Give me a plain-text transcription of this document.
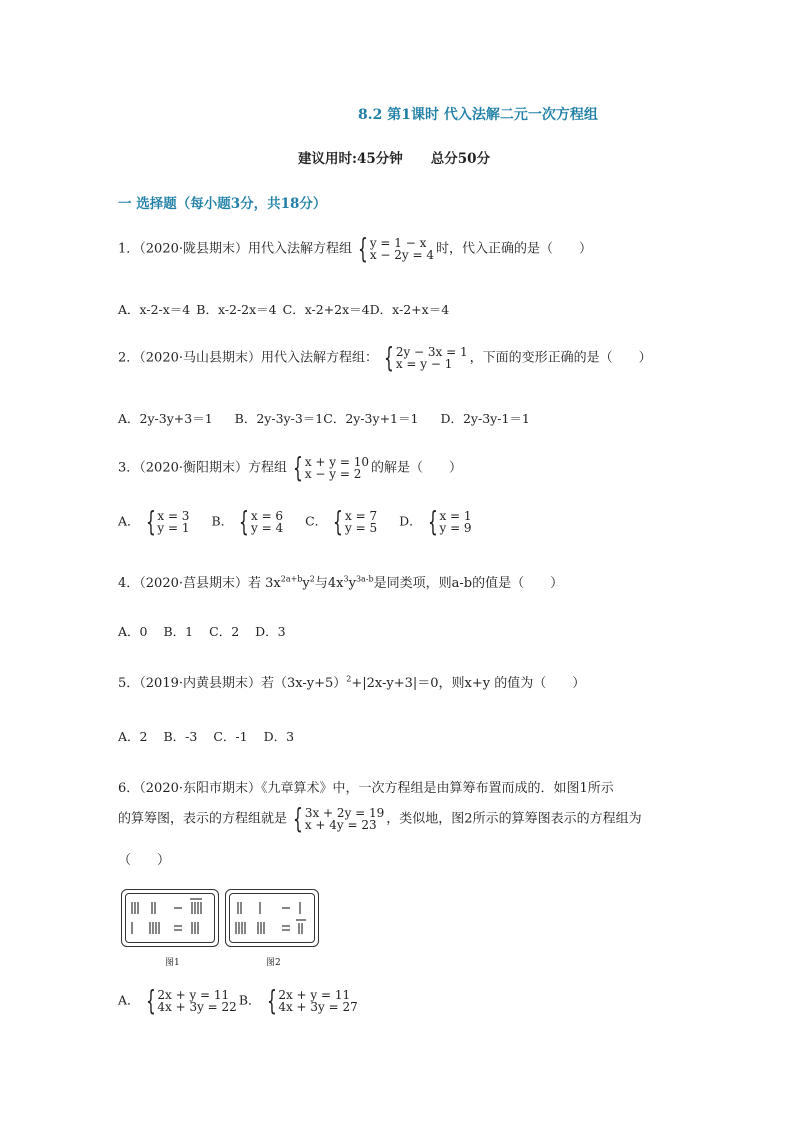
8.2 第1课时 代入法解二元一次方程组
建议用时:45分钟 总分50分
一 选择题（每小题3分，共18分）
1．（2020·陇县期末）用代入法解方程组 { y = 1 − x
x − 2y = 4 时，代入正确的是（　　）
A．x-2-x＝4 B．x-2-2x＝4 C．x-2+2x＝4D．x-2+x＝4
2．（2020·马山县期末）用代入法解方程组： { 2y − 3x = 1
x = y − 1	，下面的变形正确的是（　　）
A．2y-3y+3＝1 B．2y-3y-3＝1C．2y-3y+1＝1 D．2y-3y-1＝1
3．（2020·衡阳期末）方程组 { x + y = 10
x − y = 2 的解是（　　）
A． { x = 3
y = 1 B． { x = 6
y = 4 C． { x = 7
y = 5 D． { x = 1
y = 9
4．（2020·莒县期末）若 $3x^{2a+b}y^2$与$4x^3y^{3a-b}$是同类项，则a-b的值是（　　）
A．0 B．1 C．2 D．3
5．（2019·内黄县期末）若$(3x-y+5)^2+|2x-y+3|=0$，则x+y 的值为（　　）
A．2 B．-3 C．-1 D．3
6．（2020·东阳市期末）《九章算术》中，一次方程组是由算筹布置而成的．如图1所示
的算筹图，表示的方程组就是 { 3x + 2y = 19
x + 4y = 23 ，类似地，图2所示的算筹图表示的方程组为
（　　）
图1	图2
A． { 2x + y = 11
4x + 3y = 22 B． { 2x + y = 11
4x + 3y = 27
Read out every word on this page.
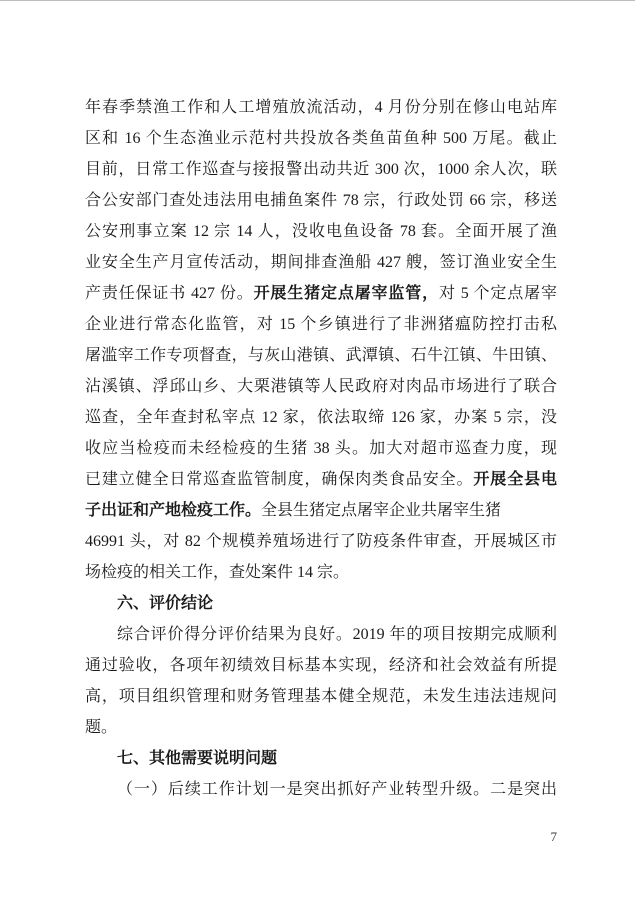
年春季禁渔工作和人工增殖放流活动，4 月份分别在修山电站库
区和 16 个生态渔业示范村共投放各类鱼苗鱼种 500 万尾。截止
目前，日常工作巡查与接报警出动共近 300 次，1000 余人次，联
合公安部门查处违法用电捕鱼案件 78 宗，行政处罚 66 宗，移送
公安刑事立案 12 宗 14 人，没收电鱼设备 78 套。全面开展了渔
业安全生产月宣传活动，期间排查渔船 427 艘，签订渔业安全生
产责任保证书 427 份。开展生猪定点屠宰监管，对 5 个定点屠宰
企业进行常态化监管，对 15 个乡镇进行了非洲猪瘟防控打击私
屠滥宰工作专项督查，与灰山港镇、武潭镇、石牛江镇、牛田镇、
沾溪镇、浮邱山乡、大栗港镇等人民政府对肉品市场进行了联合
巡查，全年查封私宰点 12 家，依法取缔 126 家，办案 5 宗，没
收应当检疫而未经检疫的生猪 38 头。加大对超市巡查力度，现
已建立健全日常巡查监管制度，确保肉类食品安全。开展全县电
子出证和产地检疫工作。全县生猪定点屠宰企业共屠宰生猪
46991 头，对 82 个规模养殖场进行了防疫条件审查，开展城区市
场检疫的相关工作，查处案件 14 宗。
六、评价结论
综合评价得分评价结果为良好。2019 年的项目按期完成顺利
通过验收，各项年初绩效目标基本实现，经济和社会效益有所提
高，项目组织管理和财务管理基本健全规范，未发生违法违规问
题。
七、其他需要说明问题
（一）后续工作计划一是突出抓好产业转型升级。二是突出
7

◆ Exercise objective
All the records need to be repeated exactly, with the images dropped.

◆ The solution
Give me a plain-text transcription of this document.
8.2 第1课时 代入法解二元一次方程组
建议用时:45分钟 总分50分
一 选择题（每小题3分，共18分）
1．（2020·陇县期末）用代入法解方程组 { y = 1 − x
x − 2y = 4 时，代入正确的是（　　）
A．x-2-x＝4 B．x-2-2x＝4 C．x-2+2x＝4D．x-2+x＝4
2．（2020·马山县期末）用代入法解方程组： { 2y − 3x = 1
x = y − 1	，下面的变形正确的是（　　）
A．2y-3y+3＝1 B．2y-3y-3＝1C．2y-3y+1＝1 D．2y-3y-1＝1
3．（2020·衡阳期末）方程组 { x + y = 10
x − y = 2 的解是（　　）
A． { x = 3
y = 1 B． { x = 6
y = 4 C． { x = 7
y = 5 D． { x = 1
y = 9
4．（2020·莒县期末）若 $3x^{2a+b}y^2$与$4x^3y^{3a-b}$是同类项，则a-b的值是（　　）
A．0 B．1 C．2 D．3
5．（2019·内黄县期末）若$(3x-y+5)^2+|2x-y+3|=0$，则x+y 的值为（　　）
A．2 B．-3 C．-1 D．3
6．（2020·东阳市期末）《九章算术》中，一次方程组是由算筹布置而成的．如图1所示
的算筹图，表示的方程组就是 { 3x + 2y = 19
x + 4y = 23 ，类似地，图2所示的算筹图表示的方程组为
（　　）
图1	图2
A． { 2x + y = 11
4x + 3y = 22 B． { 2x + y = 11
4x + 3y = 27
Read out every word on this page.
年春季禁渔工作和人工增殖放流活动，4 月份分别在修山电站库
区和 16 个生态渔业示范村共投放各类鱼苗鱼种 500 万尾。截止
目前，日常工作巡查与接报警出动共近 300 次，1000 余人次，联
合公安部门查处违法用电捕鱼案件 78 宗，行政处罚 66 宗，移送
公安刑事立案 12 宗 14 人，没收电鱼设备 78 套。全面开展了渔
业安全生产月宣传活动，期间排查渔船 427 艘，签订渔业安全生
产责任保证书 427 份。开展生猪定点屠宰监管，对 5 个定点屠宰
企业进行常态化监管，对 15 个乡镇进行了非洲猪瘟防控打击私
屠滥宰工作专项督查，与灰山港镇、武潭镇、石牛江镇、牛田镇、
沾溪镇、浮邱山乡、大栗港镇等人民政府对肉品市场进行了联合
巡查，全年查封私宰点 12 家，依法取缔 126 家，办案 5 宗，没
收应当检疫而未经检疫的生猪 38 头。加大对超市巡查力度，现
已建立健全日常巡查监管制度，确保肉类食品安全。开展全县电
子出证和产地检疫工作。全县生猪定点屠宰企业共屠宰生猪
46991 头，对 82 个规模养殖场进行了防疫条件审查，开展城区市
场检疫的相关工作，查处案件 14 宗。
六、评价结论
综合评价得分评价结果为良好。2019 年的项目按期完成顺利
通过验收，各项年初绩效目标基本实现，经济和社会效益有所提
高，项目组织管理和财务管理基本健全规范，未发生违法违规问
题。
七、其他需要说明问题
（一）后续工作计划一是突出抓好产业转型升级。二是突出
7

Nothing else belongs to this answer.